> Do this:
Below are some records. Pull every line that contains the word "name".

> Record set:
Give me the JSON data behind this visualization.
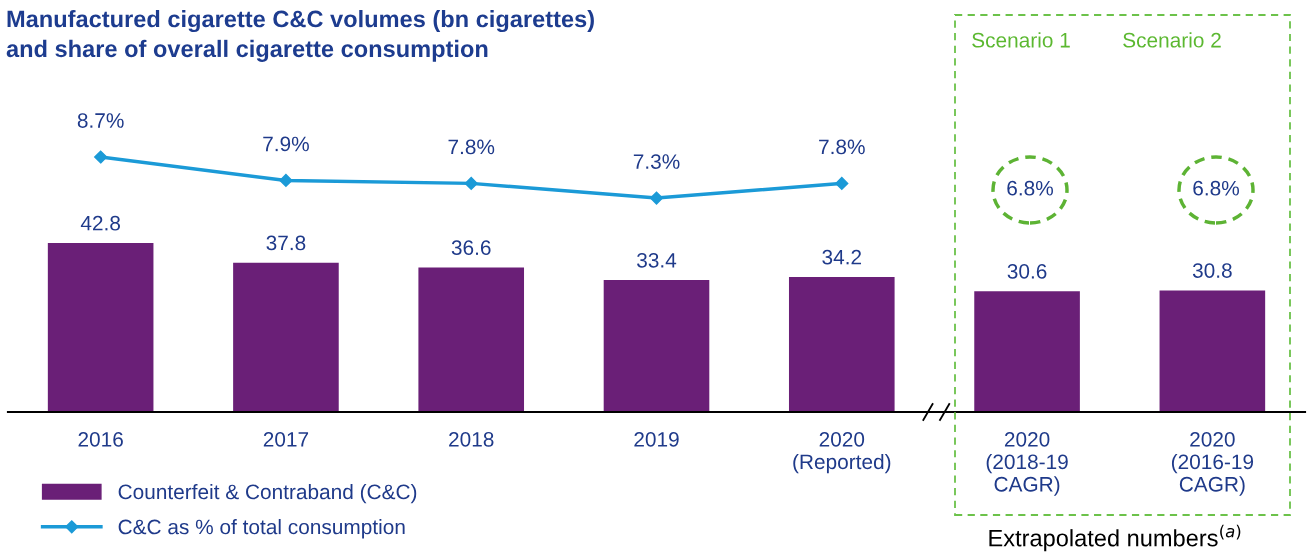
{
  "chart_data": [
    {
      "type": "bar",
      "categories": [
        "2016",
        "2017",
        "2018",
        "2019",
        "2020\n(Reported)",
        "2020\n(2018-19\nCAGR)",
        "2020\n(2016-19\nCAGR)"
      ],
      "series": [
        {
          "name": "Counterfeit & Contraband (C&C)",
          "color": "#6a1f77",
          "values": [
            42.8,
            37.8,
            36.6,
            33.4,
            34.2,
            30.6,
            30.8
          ],
          "value_labels": [
            "42.8",
            "37.8",
            "36.6",
            "33.4",
            "34.2",
            "30.6",
            "30.8"
          ]
        }
      ],
      "ylim": [
        0,
        42.8
      ],
      "annotations": [
        "Scenario 1",
        "Scenario 2",
        "Extrapolated numbers$^{(a)}$",
        "6.8%",
        "6.8%"
      ],
      "legend": "bottom left",
      "tick_labels": "x"
    },
    {
      "type": "line",
      "title": "Manufactured cigarette C&C volumes (bn cigarettes)\nand share of overall cigarette consumption",
      "categories": [
        null,
        null,
        null,
        null,
        null,
        null,
        null
      ],
      "series": [
        {
          "name": "C&C as % of total consumption",
          "color": "#1b9ad7",
          "values": [
            8.7,
            7.9,
            7.8,
            7.3,
            7.8,
            null,
            null
          ],
          "value_labels": [
            "8.7%",
            "7.9%",
            "7.8%",
            "7.3%",
            "7.8%",
            null,
            null
          ]
        }
      ],
      "marker": "diamond",
      "legend": "bottom left",
      "tick_labels": false
    }
  ]
}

> Exercise solution:
          "name": "Counterfeit & Contraband (C&C)",
          "name": "C&C as % of total consumption",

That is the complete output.